Quoted passage:
(begin)
Streamflow will depend on a number of environmental factors that are beyond the scope of one Snotel site. When the snow came, moisture content and temperature of the soil and current temperatures and when the snow became isothermic. 


I don't think there is much chance of it being six feet on June 10th. I am even thinking that it might not be six feet on June 1st. But my armchair weather prognostication has been wrong before. 

What is the long range probabilistical forecast you refer to?


----------



## keithh2o

I drove up to Banner Summit today. I was scouting the Grand Jean section of the Payette to kayak this weekend.


----------



## bert

keithh2o said:


> I drove up to Banner Summit today. I was scouting the Grand Jean section of the Payette to kayak this weekend.


That sounds promising. Did you get there and get stopped by snow? Thoughts on making it to Boundary based on what you saw?


----------



## StationWagon

bert said:


> codycleve said:
> 
> 
> 
> My buddy has been shuttling a few cars to cache bar. So someone is running it, although they could be fly ins to indian.
> 
> There is a Selway permit up for Sunday right now.. and one wasted today.
> 
> 
> 
> 
> Tell me more! From where is he picking the cars up?
Click to expand...
(end)
Requirement:
Copy word for word the part of the forum thread beginning at "I don't think" and ending after "you refer to?". Work only from the forum thread above.

Provided records:
(begin)
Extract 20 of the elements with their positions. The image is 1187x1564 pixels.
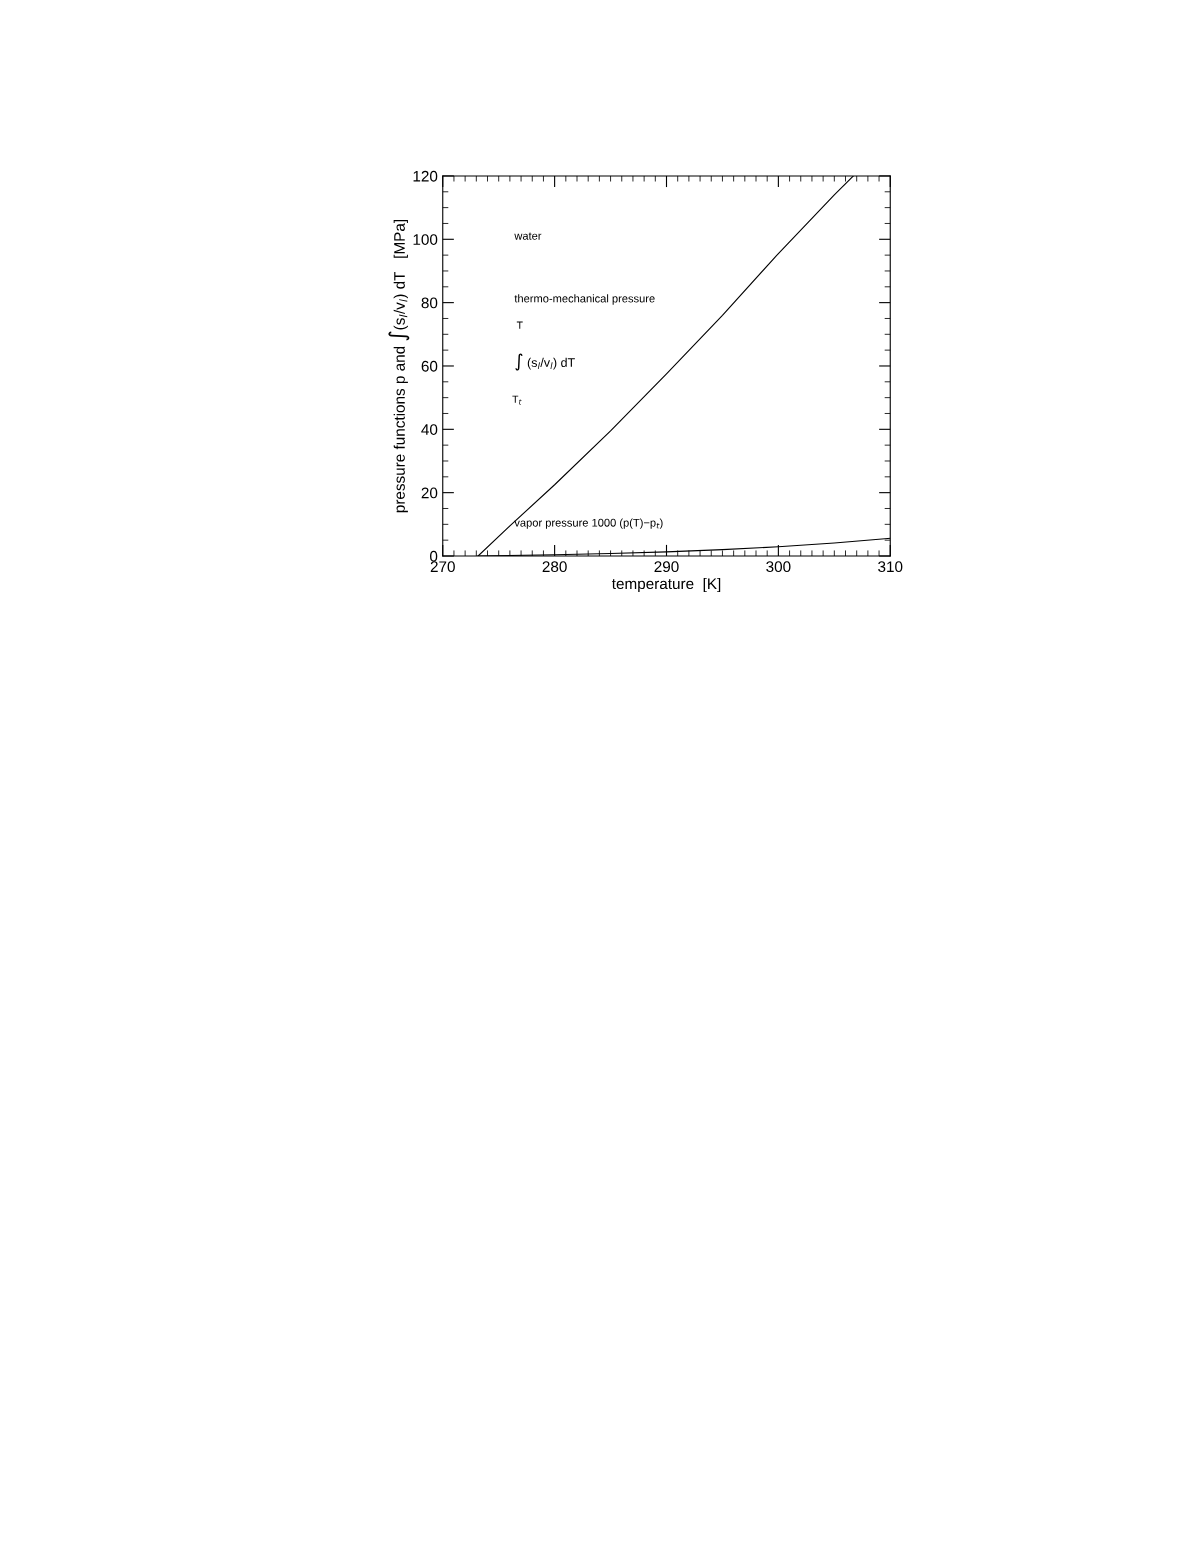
y-tick-label: 0	[429, 550, 438, 562]
annotation: T$_{t}$	[512, 395, 522, 405]
x-tick-label: 280	[542, 561, 567, 573]
x-tick-label: 290	[654, 561, 679, 573]
annotation: T	[516, 321, 523, 329]
annotation: thermo-mechanical pressure	[514, 294, 655, 305]
annotation: water	[514, 232, 542, 240]
annotation: vapor pressure 1000 (p(T)−p$_{t}$)	[514, 518, 663, 529]
y-tick-label: 80	[421, 297, 438, 309]
x-axis-title: temperature [K]	[611, 577, 721, 593]
x-tick-label: 270	[430, 561, 455, 573]
x-tick-label: 300	[766, 561, 791, 573]
y-tick-label: 100	[413, 234, 438, 245]
y-tick-label: 60	[421, 360, 438, 372]
x-tick-label: 310	[878, 561, 903, 573]
y-tick-label: 120	[413, 170, 438, 182]
y-tick-label: 20	[421, 487, 438, 499]
annotation: ∫ (s$_{l}$/v$_{l}$) dT	[515, 353, 575, 371]
y-axis-title: pressure functions p and ∫(s$_{l}$/v$_{l}$) dT [MPa]	[388, 219, 410, 513]
y-tick-label: 40	[421, 424, 438, 435]
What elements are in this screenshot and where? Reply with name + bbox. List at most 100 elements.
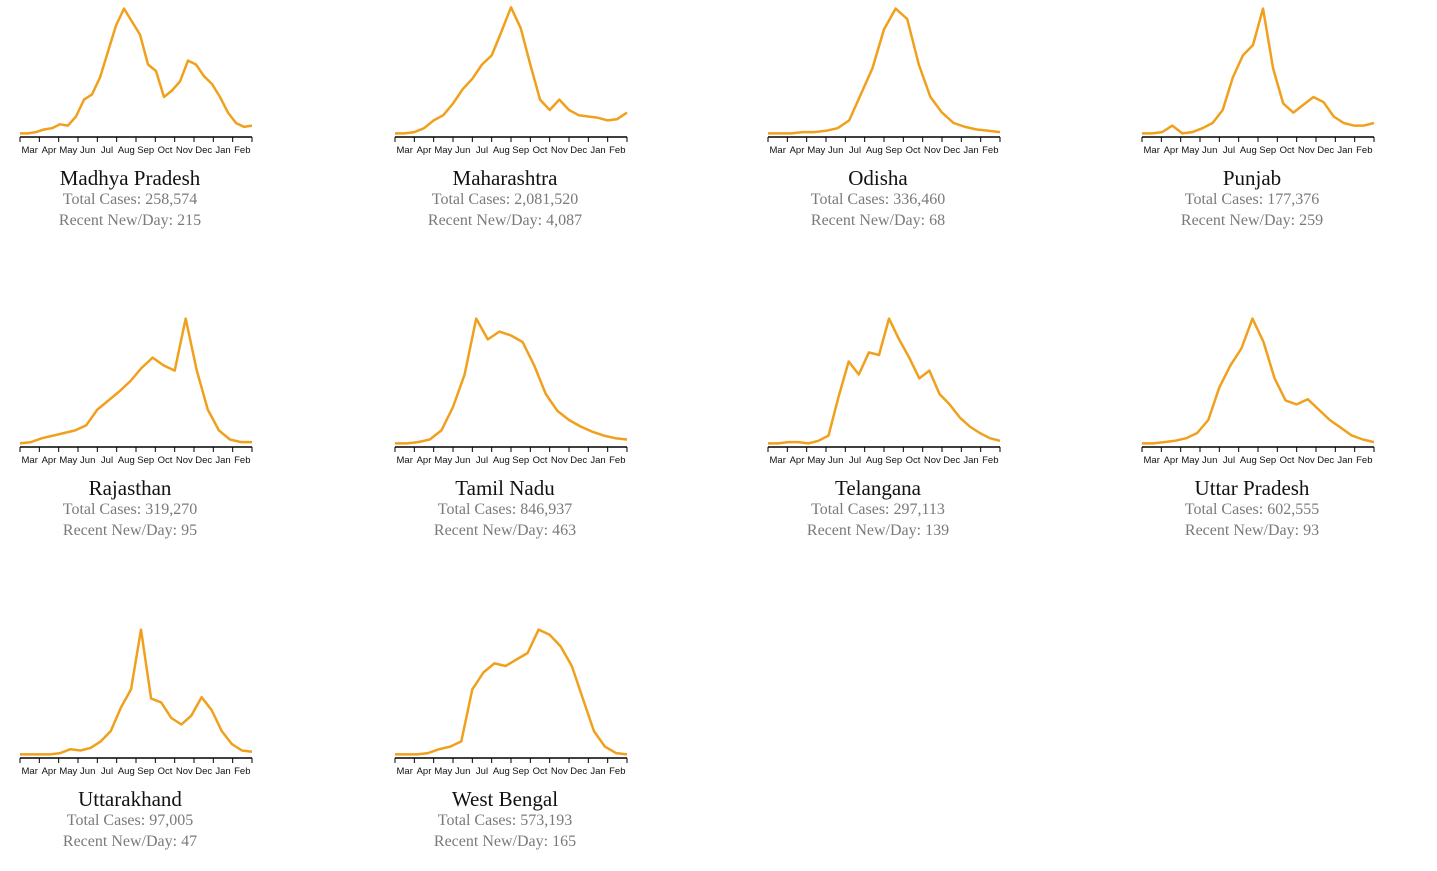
x-tick-label: Mar: [397, 145, 413, 156]
state-line-chart: Mar Apr May Jun Jul Aug Sep Oct Nov Dec Jan Feb: [767, 7, 1001, 156]
state-name: Rajasthan: [88, 476, 172, 500]
x-tick-label: Jun: [80, 766, 95, 777]
x-tick-label: Jan: [963, 145, 978, 156]
x-tick-label: Dec: [195, 145, 212, 156]
state-name: Punjab: [1222, 166, 1282, 190]
x-tick-label: Jan: [215, 766, 230, 777]
recent-new-per-day: Recent New/Day: 463: [433, 522, 577, 539]
total-cases: Total Cases: 602,555: [1184, 501, 1320, 518]
x-tick-label: Dec: [195, 455, 212, 466]
recent-new-per-day: Recent New/Day: 68: [810, 212, 946, 229]
total-cases: Total Cases: 258,574: [62, 191, 198, 208]
x-tick-label: Oct: [1280, 455, 1295, 466]
series-line: [768, 317, 1001, 445]
x-tick-label: Aug: [118, 766, 135, 777]
x-tick-label: Mar: [22, 766, 38, 777]
series-line: [395, 317, 628, 445]
x-tick-label: Sep: [512, 455, 529, 466]
state-name: Uttar Pradesh: [1194, 476, 1310, 500]
x-tick-label: May: [1181, 145, 1199, 156]
recent-new-per-day: Recent New/Day: 215: [58, 212, 202, 229]
x-tick-label: Aug: [493, 145, 510, 156]
total-cases: Total Cases: 97,005: [66, 812, 194, 829]
x-tick-label: Oct: [158, 766, 173, 777]
x-tick-label: Jun: [455, 145, 470, 156]
x-tick-label: Jan: [215, 455, 230, 466]
x-tick-label: Jul: [1223, 455, 1235, 466]
x-tick-label: Jun: [1202, 455, 1217, 466]
total-cases: Total Cases: 177,376: [1184, 191, 1320, 208]
series-line: [395, 6, 628, 135]
x-tick-label: Dec: [570, 145, 587, 156]
state-panel: Mar Apr May Jun Jul Aug Sep Oct Nov Dec Jan Feb Utta…: [1132, 310, 1375, 560]
series-line: [1142, 317, 1375, 445]
state-name: Maharashtra: [452, 166, 558, 190]
x-tick-label: Aug: [1240, 145, 1257, 156]
state-line-chart: Mar Apr May Jun Jul Aug Sep Oct Nov Dec Jan Feb: [394, 628, 628, 777]
x-tick-label: Jul: [849, 145, 861, 156]
state-panel: Mar Apr May Jun Jul Aug Sep Oct Nov Dec Jan Feb Raja…: [10, 310, 253, 560]
state-panel: Mar Apr May Jun Jul Aug Sep Oct Nov Dec Jan Feb Punj…: [1132, 0, 1375, 250]
state-name: Madhya Pradesh: [59, 166, 201, 190]
state-name: Tamil Nadu: [455, 476, 555, 500]
x-tick-label: Apr: [42, 455, 57, 466]
state-line-chart: Mar Apr May Jun Jul Aug Sep Oct Nov Dec Jan Feb: [394, 317, 628, 466]
x-tick-label: Aug: [866, 455, 883, 466]
x-tick-label: Jan: [590, 455, 605, 466]
x-tick-label: Dec: [570, 766, 587, 777]
x-tick-label: Jun: [80, 145, 95, 156]
x-tick-label: Jan: [590, 766, 605, 777]
x-tick-label: Jun: [828, 145, 843, 156]
x-tick-label: Mar: [1144, 145, 1160, 156]
x-tick-label: Nov: [1298, 145, 1315, 156]
x-tick-label: Oct: [533, 766, 548, 777]
x-tick-label: Apr: [417, 455, 432, 466]
state-panel: Mar Apr May Jun Jul Aug Sep Oct Nov Dec Jan Feb Madh…: [10, 0, 253, 250]
x-tick-label: Jul: [849, 455, 861, 466]
recent-new-per-day: Recent New/Day: 259: [1180, 212, 1324, 229]
x-tick-label: Sep: [1259, 145, 1276, 156]
x-tick-label: Apr: [417, 766, 432, 777]
x-tick-label: Mar: [770, 145, 786, 156]
x-tick-label: Nov: [924, 455, 941, 466]
x-tick-label: May: [59, 145, 77, 156]
x-tick-label: Oct: [158, 455, 173, 466]
x-tick-label: Feb: [1356, 455, 1372, 466]
x-tick-label: Oct: [533, 455, 548, 466]
x-tick-label: Nov: [176, 766, 193, 777]
x-tick-label: Nov: [551, 455, 568, 466]
x-tick-label: Aug: [493, 455, 510, 466]
x-tick-label: Mar: [397, 455, 413, 466]
x-tick-label: Aug: [118, 145, 135, 156]
x-tick-label: Jun: [455, 455, 470, 466]
x-tick-label: May: [807, 455, 825, 466]
x-tick-label: Jul: [476, 455, 488, 466]
x-tick-label: Jun: [455, 766, 470, 777]
x-tick-label: Feb: [234, 455, 250, 466]
state-line-chart: Mar Apr May Jun Jul Aug Sep Oct Nov Dec Jan Feb: [1141, 7, 1375, 156]
x-tick-label: Aug: [118, 455, 135, 466]
x-tick-label: May: [59, 455, 77, 466]
x-tick-label: Jul: [101, 455, 113, 466]
total-cases: Total Cases: 297,113: [811, 501, 945, 518]
x-tick-label: Oct: [906, 145, 921, 156]
x-tick-label: Feb: [234, 145, 250, 156]
x-tick-label: Jul: [101, 766, 113, 777]
x-tick-label: Dec: [1317, 145, 1334, 156]
x-tick-label: May: [807, 145, 825, 156]
x-tick-label: Apr: [42, 766, 57, 777]
x-tick-label: Aug: [866, 145, 883, 156]
total-cases: Total Cases: 2,081,520: [431, 191, 579, 208]
total-cases: Total Cases: 846,937: [437, 501, 573, 518]
series-line: [1142, 7, 1375, 135]
state-panel: Mar Apr May Jun Jul Aug Sep Oct Nov Dec Jan Feb Maha…: [385, 0, 628, 250]
total-cases: Total Cases: 319,270: [62, 501, 198, 518]
x-tick-label: Sep: [512, 145, 529, 156]
x-tick-label: Oct: [906, 455, 921, 466]
x-tick-label: Sep: [885, 455, 902, 466]
state-name: Odisha: [848, 166, 908, 190]
recent-new-per-day: Recent New/Day: 93: [1184, 522, 1320, 539]
x-tick-label: Apr: [417, 145, 432, 156]
x-tick-label: Jun: [828, 455, 843, 466]
x-tick-label: May: [434, 455, 452, 466]
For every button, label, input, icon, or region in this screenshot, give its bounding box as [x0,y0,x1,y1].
(end)
Exercise answer:
I don't think there is much chance of it being six feet on June 10th. I am even thinking that it might not be six feet on June 1st. But my armchair weather prognostication has been wrong before. 

What is the long range probabilistical forecast you refer to?